→ Problem description
Report, as a bare number, how many lines contain the string "Rapid".
◇ ◇ ◇ ◇ ◇ ◇ ◇
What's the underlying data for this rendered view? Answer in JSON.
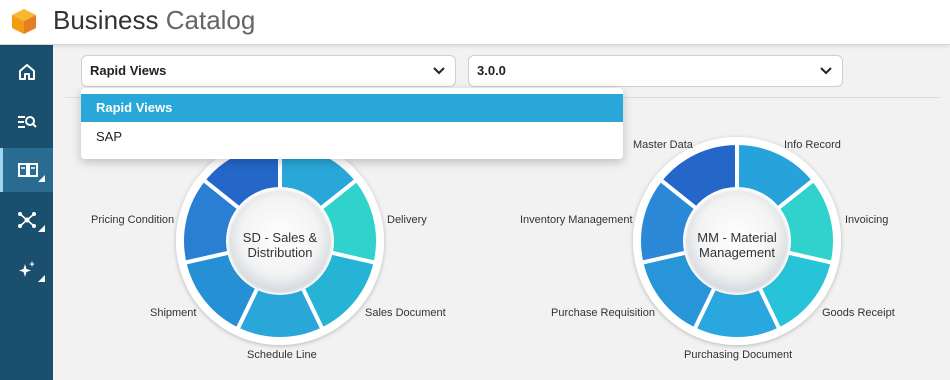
{
  "header": {
    "title_main": "Business",
    "title_sub": "Catalog",
    "logo_icon": "cube-logo-icon"
  },
  "sidebar": {
    "items": [
      {
        "icon": "home-icon"
      },
      {
        "icon": "search-list-icon"
      },
      {
        "icon": "book-icon",
        "active": true
      },
      {
        "icon": "network-icon"
      },
      {
        "icon": "sparkle-icon"
      }
    ]
  },
  "filters": {
    "view_select": {
      "value": "Rapid Views"
    },
    "version_select": {
      "value": "3.0.0"
    }
  },
  "dropdown": {
    "options": [
      {
        "label": "Rapid Views",
        "selected": true
      },
      {
        "label": "SAP",
        "selected": false
      }
    ]
  },
  "wheels": [
    {
      "center": "SD - Sales & Distribution",
      "center_line1": "SD - Sales &",
      "center_line2": "Distribution",
      "segments": [
        "Delivery",
        "Sales Document",
        "Schedule Line",
        "Shipment",
        "Pricing Condition"
      ]
    },
    {
      "center": "MM - Material Management",
      "center_line1": "MM - Material",
      "center_line2": "Management",
      "segments": [
        "Master Data",
        "Info Record",
        "Invoicing",
        "Goods Receipt",
        "Purchasing Document",
        "Purchase Requisition",
        "Inventory Management"
      ]
    }
  ],
  "colors": {
    "accent": "#29a7d9",
    "sidebar": "#1b4f6e",
    "sidebar_active": "#2a6b91",
    "segment_dark": "#2467c9",
    "segment_teal": "#2fd3cc"
  }
}
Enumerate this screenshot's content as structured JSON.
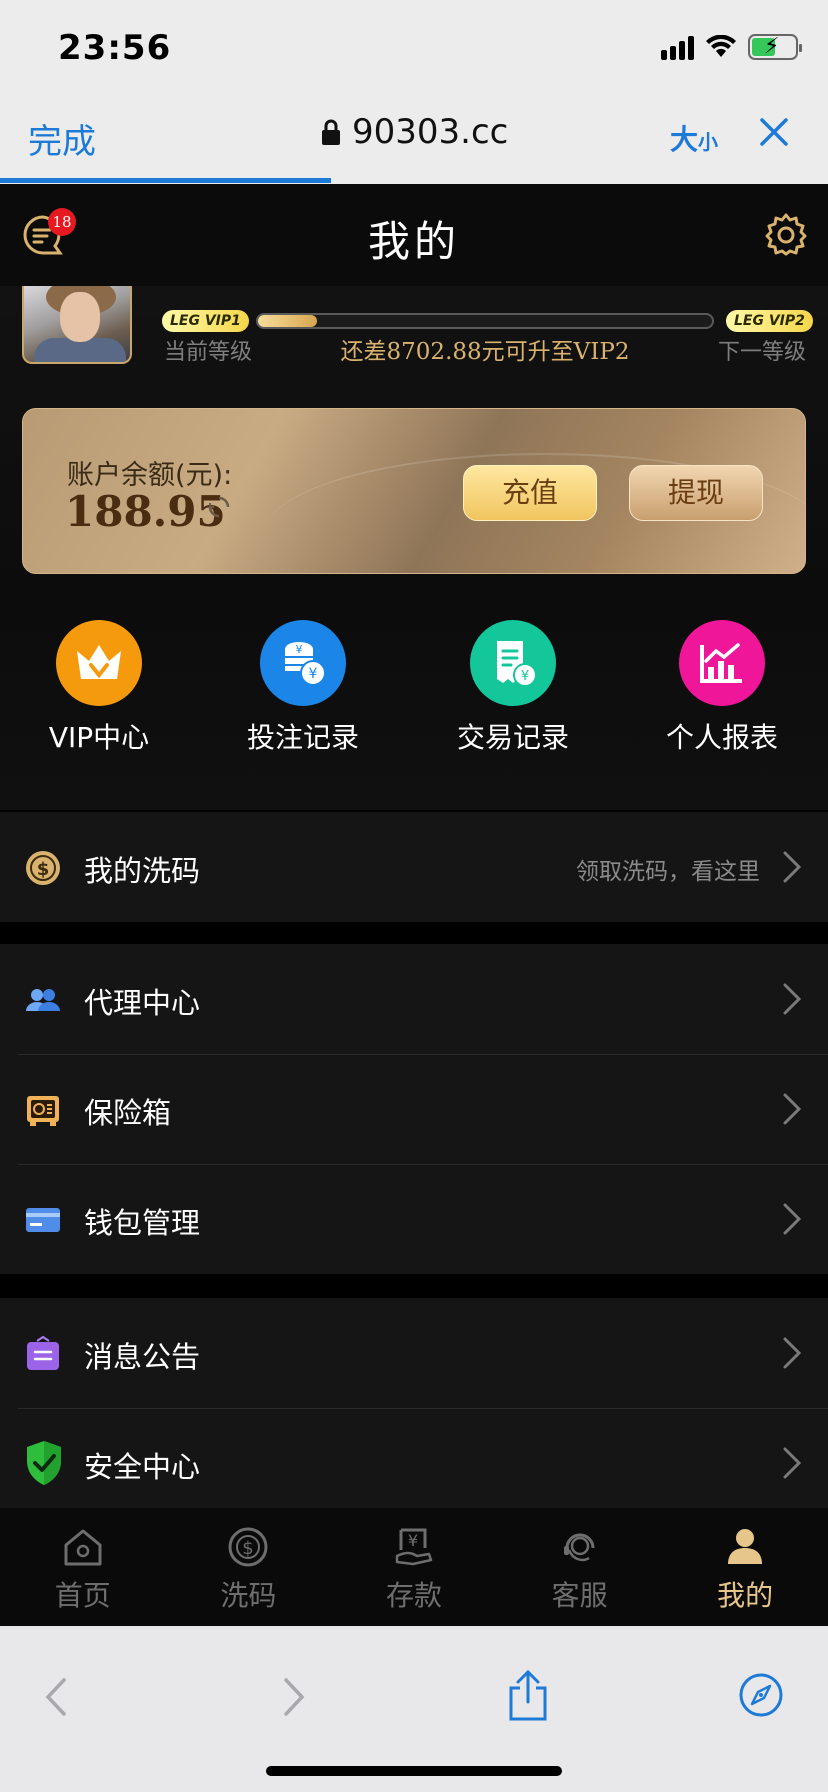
{
  "status_bar": {
    "time": "23:56"
  },
  "browser": {
    "done_label": "完成",
    "url": "90303.cc",
    "size_label_big": "大",
    "size_label_small": "小",
    "load_progress": 0.4
  },
  "header": {
    "title": "我的",
    "unread_count": "18"
  },
  "profile": {
    "current_badge": "LEG VIP1",
    "next_badge": "LEG VIP2",
    "current_level_label": "当前等级",
    "next_level_label": "下一等级",
    "upgrade_text": "还差8702.88元可升至VIP2",
    "vip_progress": 0.13
  },
  "balance": {
    "label": "账户余额(元):",
    "amount": "188.95",
    "recharge_label": "充值",
    "withdraw_label": "提现"
  },
  "quick_actions": [
    {
      "label": "VIP中心",
      "icon": "crown-icon",
      "color": "#f59a0c"
    },
    {
      "label": "投注记录",
      "icon": "coins-icon",
      "color": "#1b86e8"
    },
    {
      "label": "交易记录",
      "icon": "receipt-icon",
      "color": "#14c79a"
    },
    {
      "label": "个人报表",
      "icon": "chart-icon",
      "color": "#f0169a"
    }
  ],
  "menu": {
    "rebate": {
      "label": "我的洗码",
      "hint": "领取洗码，看这里"
    },
    "agent": {
      "label": "代理中心"
    },
    "safe": {
      "label": "保险箱"
    },
    "wallet": {
      "label": "钱包管理"
    },
    "notice": {
      "label": "消息公告"
    },
    "security": {
      "label": "安全中心"
    }
  },
  "tabs": [
    {
      "label": "首页",
      "icon": "home-icon"
    },
    {
      "label": "洗码",
      "icon": "rebate-icon"
    },
    {
      "label": "存款",
      "icon": "deposit-icon"
    },
    {
      "label": "客服",
      "icon": "support-icon"
    },
    {
      "label": "我的",
      "icon": "user-icon",
      "active": true
    }
  ],
  "colors": {
    "gold": "#e6c68a",
    "link_blue": "#1d7ad6",
    "badge_red": "#e5191f"
  }
}
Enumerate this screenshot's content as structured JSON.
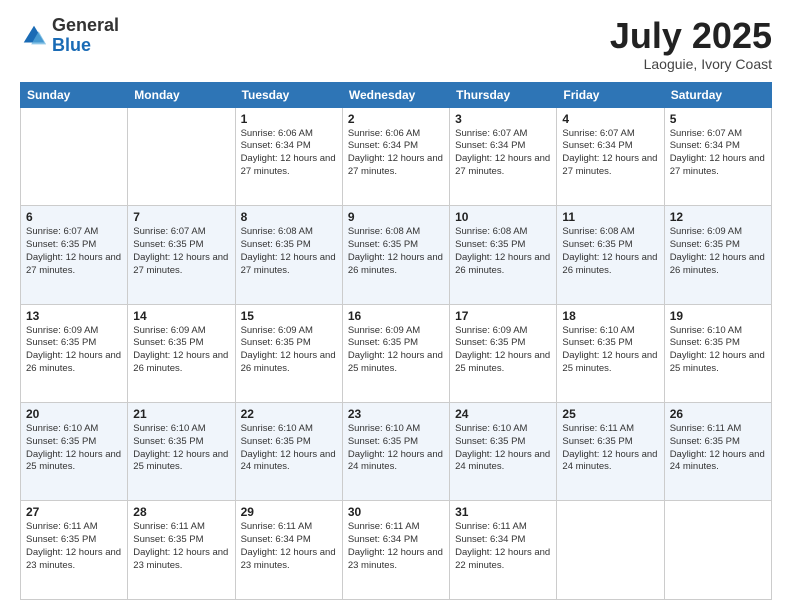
◇ ◇ ◇ ◇ ◇ ◇ ◇
→ Solution for this task
2